## BEGIN Material supplied

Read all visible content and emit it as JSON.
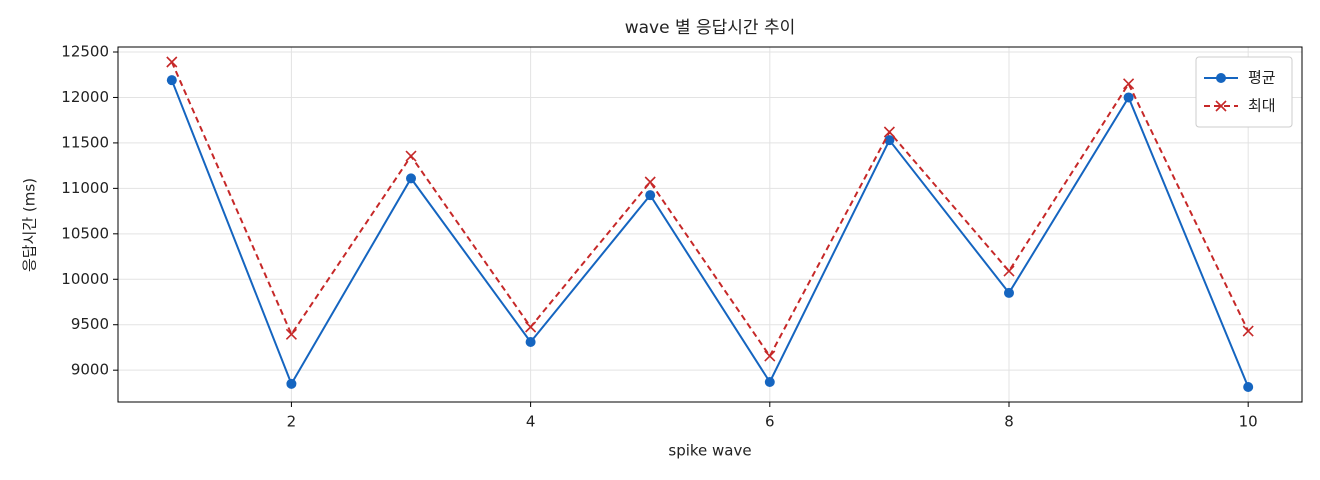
{
  "chart_data": {
    "type": "line",
    "title": "wave 별 응답시간 추이",
    "x_label": "spike wave",
    "y_label": "응답시간 (ms)",
    "x": [
      1,
      2,
      3,
      4,
      5,
      6,
      7,
      8,
      9,
      10
    ],
    "series": [
      {
        "name": "평균",
        "color": "#1565c0",
        "marker": "circle",
        "linestyle": "solid",
        "values": [
          12190,
          8850,
          11110,
          9310,
          10925,
          8870,
          11530,
          9850,
          12000,
          8815
        ]
      },
      {
        "name": "최대",
        "color": "#c62828",
        "marker": "x",
        "linestyle": "dashed",
        "values": [
          12390,
          9395,
          11355,
          9475,
          11070,
          9155,
          11620,
          10090,
          12150,
          9430
        ]
      }
    ],
    "xlim": [
      0.55,
      10.45
    ],
    "ylim": [
      8650,
      12555
    ],
    "xticks": [
      2,
      4,
      6,
      8,
      10
    ],
    "yticks": [
      9000,
      9500,
      10000,
      10500,
      11000,
      11500,
      12000,
      12500
    ],
    "grid": true,
    "legend": "upper right"
  }
}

## END Material supplied

The task: Restate the records above in full, word for word. Keep pictures out.

Complete answer:
Read all visible content and emit it as JSON.
{
  "chart_data": {
    "type": "line",
    "title": "wave 별 응답시간 추이",
    "x_label": "spike wave",
    "y_label": "응답시간 (ms)",
    "x": [
      1,
      2,
      3,
      4,
      5,
      6,
      7,
      8,
      9,
      10
    ],
    "series": [
      {
        "name": "평균",
        "color": "#1565c0",
        "marker": "circle",
        "linestyle": "solid",
        "values": [
          12190,
          8850,
          11110,
          9310,
          10925,
          8870,
          11530,
          9850,
          12000,
          8815
        ]
      },
      {
        "name": "최대",
        "color": "#c62828",
        "marker": "x",
        "linestyle": "dashed",
        "values": [
          12390,
          9395,
          11355,
          9475,
          11070,
          9155,
          11620,
          10090,
          12150,
          9430
        ]
      }
    ],
    "xlim": [
      0.55,
      10.45
    ],
    "ylim": [
      8650,
      12555
    ],
    "xticks": [
      2,
      4,
      6,
      8,
      10
    ],
    "yticks": [
      9000,
      9500,
      10000,
      10500,
      11000,
      11500,
      12000,
      12500
    ],
    "grid": true,
    "legend": "upper right"
  }
}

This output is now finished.